§ **Description of the task**
Reproduce each line exactly. Skip none.

※ ※ ※

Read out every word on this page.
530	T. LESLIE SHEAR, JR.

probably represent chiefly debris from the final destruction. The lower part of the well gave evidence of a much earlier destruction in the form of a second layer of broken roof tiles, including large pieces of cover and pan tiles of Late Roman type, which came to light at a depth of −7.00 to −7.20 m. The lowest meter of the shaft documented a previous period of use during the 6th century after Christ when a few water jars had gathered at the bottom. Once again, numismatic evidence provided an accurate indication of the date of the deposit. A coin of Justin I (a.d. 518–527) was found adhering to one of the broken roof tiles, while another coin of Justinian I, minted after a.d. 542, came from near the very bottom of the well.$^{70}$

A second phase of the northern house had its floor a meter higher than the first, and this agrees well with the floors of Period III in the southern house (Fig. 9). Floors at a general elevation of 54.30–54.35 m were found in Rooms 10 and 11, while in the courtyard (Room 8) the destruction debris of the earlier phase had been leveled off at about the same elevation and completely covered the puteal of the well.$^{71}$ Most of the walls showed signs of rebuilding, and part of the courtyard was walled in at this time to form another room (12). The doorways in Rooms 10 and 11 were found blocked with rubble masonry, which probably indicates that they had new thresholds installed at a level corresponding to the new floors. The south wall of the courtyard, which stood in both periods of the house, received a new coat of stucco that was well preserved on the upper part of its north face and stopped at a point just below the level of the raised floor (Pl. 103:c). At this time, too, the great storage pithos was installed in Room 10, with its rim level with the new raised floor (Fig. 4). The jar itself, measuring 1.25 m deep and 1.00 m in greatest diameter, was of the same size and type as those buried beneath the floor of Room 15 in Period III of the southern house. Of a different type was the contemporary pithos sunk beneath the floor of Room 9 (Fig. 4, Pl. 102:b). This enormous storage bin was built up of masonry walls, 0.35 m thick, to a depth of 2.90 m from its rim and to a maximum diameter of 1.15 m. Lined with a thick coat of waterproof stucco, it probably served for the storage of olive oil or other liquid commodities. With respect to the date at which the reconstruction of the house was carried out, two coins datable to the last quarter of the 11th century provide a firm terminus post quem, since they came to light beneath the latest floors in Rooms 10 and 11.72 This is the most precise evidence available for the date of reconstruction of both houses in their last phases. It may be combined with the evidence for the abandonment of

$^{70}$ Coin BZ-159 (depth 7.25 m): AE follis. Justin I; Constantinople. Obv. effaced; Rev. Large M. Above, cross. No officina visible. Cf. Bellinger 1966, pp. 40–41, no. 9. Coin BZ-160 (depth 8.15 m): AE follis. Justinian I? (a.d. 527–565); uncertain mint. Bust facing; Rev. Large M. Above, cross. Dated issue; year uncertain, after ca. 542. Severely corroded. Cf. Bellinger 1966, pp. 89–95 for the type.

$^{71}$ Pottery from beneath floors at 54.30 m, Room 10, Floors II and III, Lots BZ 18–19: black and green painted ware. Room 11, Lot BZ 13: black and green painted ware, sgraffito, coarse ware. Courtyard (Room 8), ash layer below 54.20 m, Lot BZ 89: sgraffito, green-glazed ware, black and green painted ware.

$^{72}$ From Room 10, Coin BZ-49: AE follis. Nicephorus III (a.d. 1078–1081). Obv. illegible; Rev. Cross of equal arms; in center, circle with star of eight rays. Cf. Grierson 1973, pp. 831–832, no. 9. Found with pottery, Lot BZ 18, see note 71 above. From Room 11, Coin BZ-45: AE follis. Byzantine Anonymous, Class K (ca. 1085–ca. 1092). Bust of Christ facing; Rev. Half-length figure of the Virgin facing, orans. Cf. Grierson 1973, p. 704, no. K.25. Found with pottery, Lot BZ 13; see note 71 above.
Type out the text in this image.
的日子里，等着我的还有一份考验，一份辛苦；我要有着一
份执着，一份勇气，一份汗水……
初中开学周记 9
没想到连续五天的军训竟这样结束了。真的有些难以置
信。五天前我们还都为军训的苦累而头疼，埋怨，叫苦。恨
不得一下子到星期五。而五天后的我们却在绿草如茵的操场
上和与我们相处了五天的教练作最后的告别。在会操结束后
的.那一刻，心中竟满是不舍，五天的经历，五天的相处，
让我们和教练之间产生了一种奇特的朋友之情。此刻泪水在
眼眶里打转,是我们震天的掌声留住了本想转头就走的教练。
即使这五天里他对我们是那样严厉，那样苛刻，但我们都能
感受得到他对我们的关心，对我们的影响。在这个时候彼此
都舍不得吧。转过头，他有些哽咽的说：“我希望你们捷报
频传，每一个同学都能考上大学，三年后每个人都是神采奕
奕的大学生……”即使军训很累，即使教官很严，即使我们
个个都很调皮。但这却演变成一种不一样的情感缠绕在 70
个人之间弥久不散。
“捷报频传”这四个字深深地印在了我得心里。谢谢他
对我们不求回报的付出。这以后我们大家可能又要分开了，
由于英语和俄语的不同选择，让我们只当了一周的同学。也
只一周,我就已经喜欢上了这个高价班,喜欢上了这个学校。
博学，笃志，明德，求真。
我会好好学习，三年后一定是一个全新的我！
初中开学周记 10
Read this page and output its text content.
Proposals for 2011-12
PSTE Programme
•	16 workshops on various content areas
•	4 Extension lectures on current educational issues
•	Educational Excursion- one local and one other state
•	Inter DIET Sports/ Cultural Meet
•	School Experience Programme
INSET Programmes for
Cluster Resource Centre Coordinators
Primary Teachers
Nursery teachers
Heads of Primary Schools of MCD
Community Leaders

※ ※ ※

§ **Output for this exercise**
Read out every word on this page.
530	T. LESLIE SHEAR, JR.

probably represent chiefly debris from the final destruction. The lower part of the well gave evidence of a much earlier destruction in the form of a second layer of broken roof tiles, including large pieces of cover and pan tiles of Late Roman type, which came to light at a depth of −7.00 to −7.20 m. The lowest meter of the shaft documented a previous period of use during the 6th century after Christ when a few water jars had gathered at the bottom. Once again, numismatic evidence provided an accurate indication of the date of the deposit. A coin of Justin I (a.d. 518–527) was found adhering to one of the broken roof tiles, while another coin of Justinian I, minted after a.d. 542, came from near the very bottom of the well.$^{70}$

A second phase of the northern house had its floor a meter higher than the first, and this agrees well with the floors of Period III in the southern house (Fig. 9). Floors at a general elevation of 54.30–54.35 m were found in Rooms 10 and 11, while in the courtyard (Room 8) the destruction debris of the earlier phase had been leveled off at about the same elevation and completely covered the puteal of the well.$^{71}$ Most of the walls showed signs of rebuilding, and part of the courtyard was walled in at this time to form another room (12). The doorways in Rooms 10 and 11 were found blocked with rubble masonry, which probably indicates that they had new thresholds installed at a level corresponding to the new floors. The south wall of the courtyard, which stood in both periods of the house, received a new coat of stucco that was well preserved on the upper part of its north face and stopped at a point just below the level of the raised floor (Pl. 103:c). At this time, too, the great storage pithos was installed in Room 10, with its rim level with the new raised floor (Fig. 4). The jar itself, measuring 1.25 m deep and 1.00 m in greatest diameter, was of the same size and type as those buried beneath the floor of Room 15 in Period III of the southern house. Of a different type was the contemporary pithos sunk beneath the floor of Room 9 (Fig. 4, Pl. 102:b). This enormous storage bin was built up of masonry walls, 0.35 m thick, to a depth of 2.90 m from its rim and to a maximum diameter of 1.15 m. Lined with a thick coat of waterproof stucco, it probably served for the storage of olive oil or other liquid commodities. With respect to the date at which the reconstruction of the house was carried out, two coins datable to the last quarter of the 11th century provide a firm terminus post quem, since they came to light beneath the latest floors in Rooms 10 and 11.72 This is the most precise evidence available for the date of reconstruction of both houses in their last phases. It may be combined with the evidence for the abandonment of

$^{70}$ Coin BZ-159 (depth 7.25 m): AE follis. Justin I; Constantinople. Obv. effaced; Rev. Large M. Above, cross. No officina visible. Cf. Bellinger 1966, pp. 40–41, no. 9. Coin BZ-160 (depth 8.15 m): AE follis. Justinian I? (a.d. 527–565); uncertain mint. Bust facing; Rev. Large M. Above, cross. Dated issue; year uncertain, after ca. 542. Severely corroded. Cf. Bellinger 1966, pp. 89–95 for the type.

$^{71}$ Pottery from beneath floors at 54.30 m, Room 10, Floors II and III, Lots BZ 18–19: black and green painted ware. Room 11, Lot BZ 13: black and green painted ware, sgraffito, coarse ware. Courtyard (Room 8), ash layer below 54.20 m, Lot BZ 89: sgraffito, green-glazed ware, black and green painted ware.

$^{72}$ From Room 10, Coin BZ-49: AE follis. Nicephorus III (a.d. 1078–1081). Obv. illegible; Rev. Cross of equal arms; in center, circle with star of eight rays. Cf. Grierson 1973, pp. 831–832, no. 9. Found with pottery, Lot BZ 18, see note 71 above. From Room 11, Coin BZ-45: AE follis. Byzantine Anonymous, Class K (ca. 1085–ca. 1092). Bust of Christ facing; Rev. Half-length figure of the Virgin facing, orans. Cf. Grierson 1973, p. 704, no. K.25. Found with pottery, Lot BZ 13; see note 71 above.
Type out the text in this image.
的日子里，等着我的还有一份考验，一份辛苦；我要有着一
份执着，一份勇气，一份汗水……
初中开学周记 9
没想到连续五天的军训竟这样结束了。真的有些难以置
信。五天前我们还都为军训的苦累而头疼，埋怨，叫苦。恨
不得一下子到星期五。而五天后的我们却在绿草如茵的操场
上和与我们相处了五天的教练作最后的告别。在会操结束后
的.那一刻，心中竟满是不舍，五天的经历，五天的相处，
让我们和教练之间产生了一种奇特的朋友之情。此刻泪水在
眼眶里打转,是我们震天的掌声留住了本想转头就走的教练。
即使这五天里他对我们是那样严厉，那样苛刻，但我们都能
感受得到他对我们的关心，对我们的影响。在这个时候彼此
都舍不得吧。转过头，他有些哽咽的说：“我希望你们捷报
频传，每一个同学都能考上大学，三年后每个人都是神采奕
奕的大学生……”即使军训很累，即使教官很严，即使我们
个个都很调皮。但这却演变成一种不一样的情感缠绕在 70
个人之间弥久不散。
“捷报频传”这四个字深深地印在了我得心里。谢谢他
对我们不求回报的付出。这以后我们大家可能又要分开了，
由于英语和俄语的不同选择，让我们只当了一周的同学。也
只一周,我就已经喜欢上了这个高价班,喜欢上了这个学校。
博学，笃志，明德，求真。
我会好好学习，三年后一定是一个全新的我！
初中开学周记 10
Read this page and output its text content.
Proposals for 2011-12
PSTE Programme
•	16 workshops on various content areas
•	4 Extension lectures on current educational issues
•	Educational Excursion- one local and one other state
•	Inter DIET Sports/ Cultural Meet
•	School Experience Programme
INSET Programmes for
Cluster Resource Centre Coordinators
Primary Teachers
Nursery teachers
Heads of Primary Schools of MCD
Community Leaders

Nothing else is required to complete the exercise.